▸ Entries:
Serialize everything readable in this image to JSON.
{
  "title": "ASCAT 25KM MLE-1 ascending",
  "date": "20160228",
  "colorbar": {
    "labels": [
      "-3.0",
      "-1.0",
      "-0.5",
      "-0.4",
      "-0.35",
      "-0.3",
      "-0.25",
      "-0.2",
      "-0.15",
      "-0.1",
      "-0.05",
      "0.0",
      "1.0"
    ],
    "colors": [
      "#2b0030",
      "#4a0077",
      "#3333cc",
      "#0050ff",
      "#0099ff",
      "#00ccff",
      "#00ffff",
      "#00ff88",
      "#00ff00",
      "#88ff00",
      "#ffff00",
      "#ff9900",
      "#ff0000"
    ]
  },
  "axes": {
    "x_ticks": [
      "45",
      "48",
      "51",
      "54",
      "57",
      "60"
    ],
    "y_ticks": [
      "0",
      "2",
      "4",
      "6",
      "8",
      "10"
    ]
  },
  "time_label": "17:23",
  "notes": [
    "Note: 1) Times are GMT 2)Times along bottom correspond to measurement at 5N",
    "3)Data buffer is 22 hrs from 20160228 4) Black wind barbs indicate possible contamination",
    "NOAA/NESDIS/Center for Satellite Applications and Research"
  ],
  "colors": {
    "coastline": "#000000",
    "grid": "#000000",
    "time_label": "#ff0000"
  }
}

▸ Written problem:
Transcribe the material above in its entirety. Match it exactly.

▸ Result:
Serialize everything readable in this image to JSON.
{
  "title": "ASCAT 25KM MLE-1 ascending",
  "date": "20160228",
  "colorbar": {
    "labels": [
      "-3.0",
      "-1.0",
      "-0.5",
      "-0.4",
      "-0.35",
      "-0.3",
      "-0.25",
      "-0.2",
      "-0.15",
      "-0.1",
      "-0.05",
      "0.0",
      "1.0"
    ],
    "colors": [
      "#2b0030",
      "#4a0077",
      "#3333cc",
      "#0050ff",
      "#0099ff",
      "#00ccff",
      "#00ffff",
      "#00ff88",
      "#00ff00",
      "#88ff00",
      "#ffff00",
      "#ff9900",
      "#ff0000"
    ]
  },
  "axes": {
    "x_ticks": [
      "45",
      "48",
      "51",
      "54",
      "57",
      "60"
    ],
    "y_ticks": [
      "0",
      "2",
      "4",
      "6",
      "8",
      "10"
    ]
  },
  "time_label": "17:23",
  "notes": [
    "Note: 1) Times are GMT 2)Times along bottom correspond to measurement at 5N",
    "3)Data buffer is 22 hrs from 20160228 4) Black wind barbs indicate possible contamination",
    "NOAA/NESDIS/Center for Satellite Applications and Research"
  ],
  "colors": {
    "coastline": "#000000",
    "grid": "#000000",
    "time_label": "#ff0000"
  }
}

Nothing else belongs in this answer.